> [WHAT IS ASKED] Across the entries below, count the lines in which the word "August" occurs. Reply with the count alone.
◆ ◆ ◆ ◆ ◆ ◆ ◆
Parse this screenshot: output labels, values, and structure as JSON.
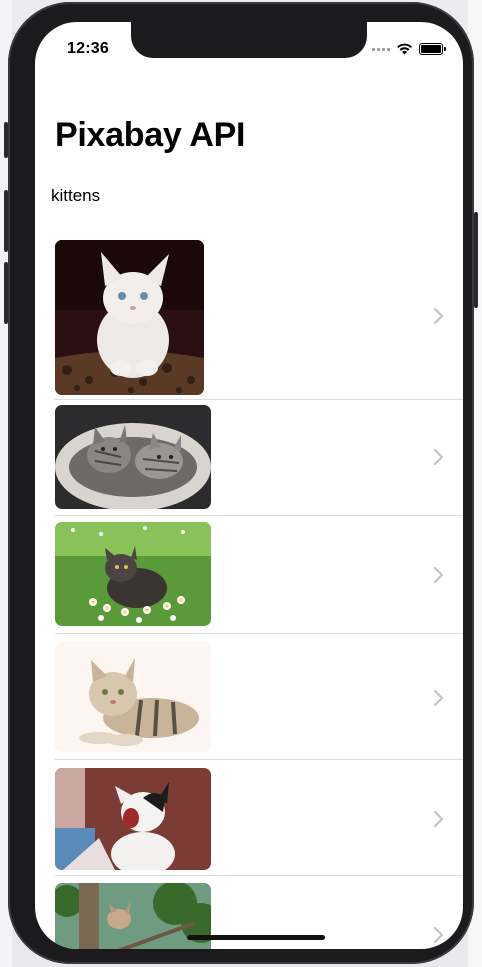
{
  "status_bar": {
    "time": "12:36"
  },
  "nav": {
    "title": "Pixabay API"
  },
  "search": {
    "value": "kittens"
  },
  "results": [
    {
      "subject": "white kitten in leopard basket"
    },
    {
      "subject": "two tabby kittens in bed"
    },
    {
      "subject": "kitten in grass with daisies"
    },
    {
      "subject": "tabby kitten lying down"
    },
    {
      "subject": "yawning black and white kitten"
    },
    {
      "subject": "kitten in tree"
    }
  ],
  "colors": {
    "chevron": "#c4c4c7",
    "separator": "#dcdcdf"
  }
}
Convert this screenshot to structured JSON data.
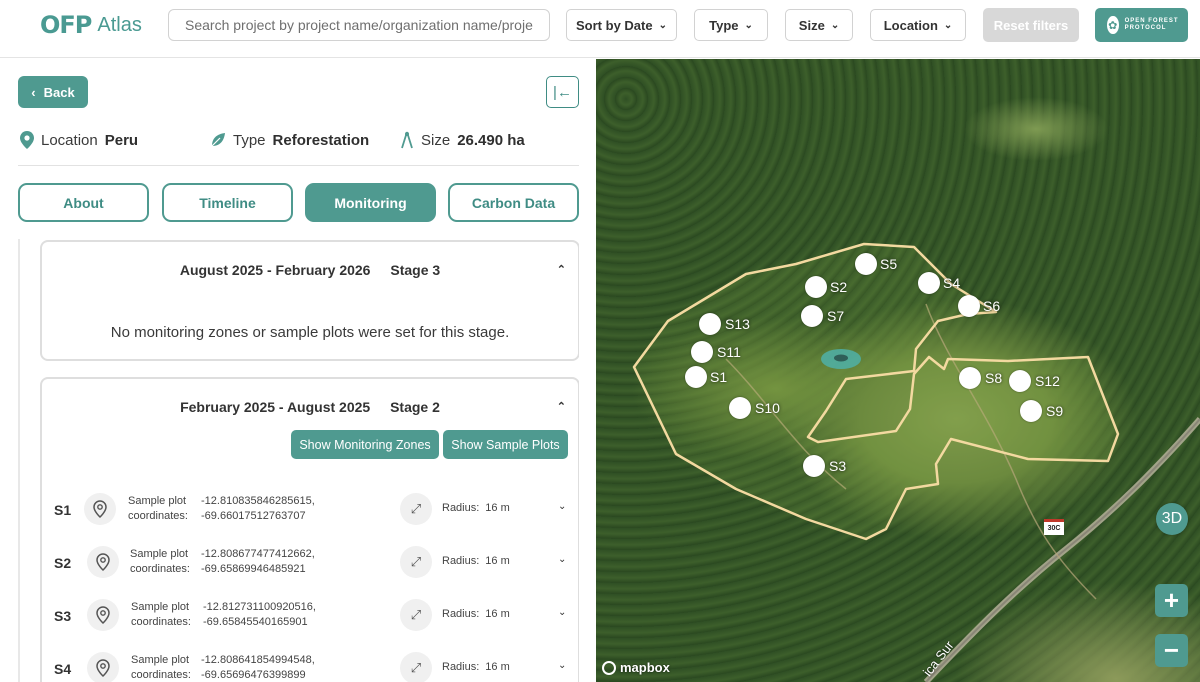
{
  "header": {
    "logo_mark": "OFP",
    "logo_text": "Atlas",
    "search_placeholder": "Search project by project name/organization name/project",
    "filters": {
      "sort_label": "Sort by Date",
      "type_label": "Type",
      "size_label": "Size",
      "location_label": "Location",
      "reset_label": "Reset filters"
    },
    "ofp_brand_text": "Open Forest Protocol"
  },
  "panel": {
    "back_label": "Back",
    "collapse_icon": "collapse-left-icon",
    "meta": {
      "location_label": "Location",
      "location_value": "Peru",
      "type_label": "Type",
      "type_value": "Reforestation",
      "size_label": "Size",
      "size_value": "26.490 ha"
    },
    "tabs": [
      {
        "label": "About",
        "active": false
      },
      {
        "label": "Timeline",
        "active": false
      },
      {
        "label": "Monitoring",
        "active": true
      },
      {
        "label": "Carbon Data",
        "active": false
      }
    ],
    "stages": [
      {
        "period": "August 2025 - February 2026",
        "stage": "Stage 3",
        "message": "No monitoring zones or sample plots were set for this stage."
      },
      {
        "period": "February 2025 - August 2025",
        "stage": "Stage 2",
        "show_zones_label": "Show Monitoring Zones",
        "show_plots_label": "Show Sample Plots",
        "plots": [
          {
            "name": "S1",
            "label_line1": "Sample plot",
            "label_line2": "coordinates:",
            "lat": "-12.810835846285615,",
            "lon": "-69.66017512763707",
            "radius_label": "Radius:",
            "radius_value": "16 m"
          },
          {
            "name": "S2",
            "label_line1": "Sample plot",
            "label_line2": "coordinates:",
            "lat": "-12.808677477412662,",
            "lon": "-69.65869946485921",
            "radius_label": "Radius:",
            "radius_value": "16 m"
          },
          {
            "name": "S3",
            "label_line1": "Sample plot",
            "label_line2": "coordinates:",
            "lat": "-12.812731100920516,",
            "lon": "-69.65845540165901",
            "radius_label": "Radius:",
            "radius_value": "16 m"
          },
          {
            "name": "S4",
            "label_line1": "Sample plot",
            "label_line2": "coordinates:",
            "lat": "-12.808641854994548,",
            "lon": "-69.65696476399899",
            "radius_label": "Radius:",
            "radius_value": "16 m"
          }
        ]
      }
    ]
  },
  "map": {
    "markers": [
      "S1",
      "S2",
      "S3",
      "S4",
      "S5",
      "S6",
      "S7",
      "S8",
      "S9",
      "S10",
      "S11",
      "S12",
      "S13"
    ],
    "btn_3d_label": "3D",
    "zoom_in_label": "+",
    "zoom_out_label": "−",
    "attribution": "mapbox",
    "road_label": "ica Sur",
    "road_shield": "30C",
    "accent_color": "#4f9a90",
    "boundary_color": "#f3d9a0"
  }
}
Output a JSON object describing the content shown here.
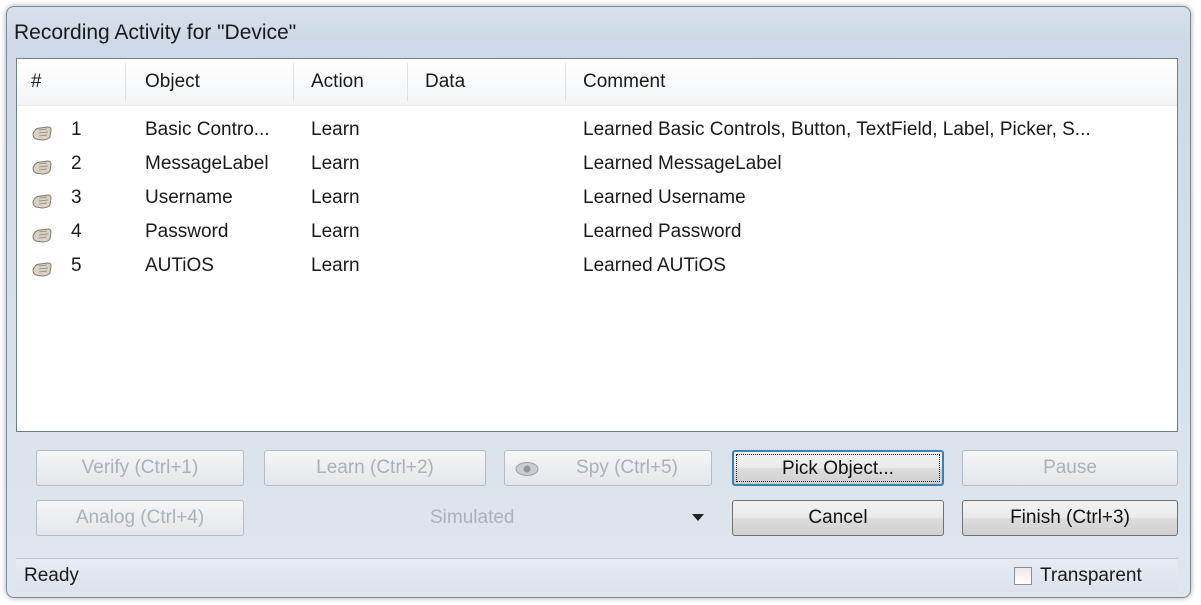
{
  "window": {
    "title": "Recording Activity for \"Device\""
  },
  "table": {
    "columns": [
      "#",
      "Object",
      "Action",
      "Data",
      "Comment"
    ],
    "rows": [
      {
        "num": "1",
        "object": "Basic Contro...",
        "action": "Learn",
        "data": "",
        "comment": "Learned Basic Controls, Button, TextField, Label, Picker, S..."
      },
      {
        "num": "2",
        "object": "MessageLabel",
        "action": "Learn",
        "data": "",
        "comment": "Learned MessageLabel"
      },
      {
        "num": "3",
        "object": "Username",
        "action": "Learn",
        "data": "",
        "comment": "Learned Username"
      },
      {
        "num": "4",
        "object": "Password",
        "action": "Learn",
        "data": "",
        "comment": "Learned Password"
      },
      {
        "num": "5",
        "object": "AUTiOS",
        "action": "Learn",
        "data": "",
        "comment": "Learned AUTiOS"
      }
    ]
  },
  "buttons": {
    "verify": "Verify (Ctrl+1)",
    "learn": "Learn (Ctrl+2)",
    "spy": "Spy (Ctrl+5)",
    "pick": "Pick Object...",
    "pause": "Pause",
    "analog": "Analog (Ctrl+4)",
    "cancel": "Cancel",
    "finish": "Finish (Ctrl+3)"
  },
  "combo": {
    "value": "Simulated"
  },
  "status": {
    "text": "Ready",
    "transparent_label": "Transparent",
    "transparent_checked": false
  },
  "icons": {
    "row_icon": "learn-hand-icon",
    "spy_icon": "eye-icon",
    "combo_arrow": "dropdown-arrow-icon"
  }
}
◆ ◆ ◆ ◆ ◆ ◆ ◆
> [EXERCISE SOLUTION] 2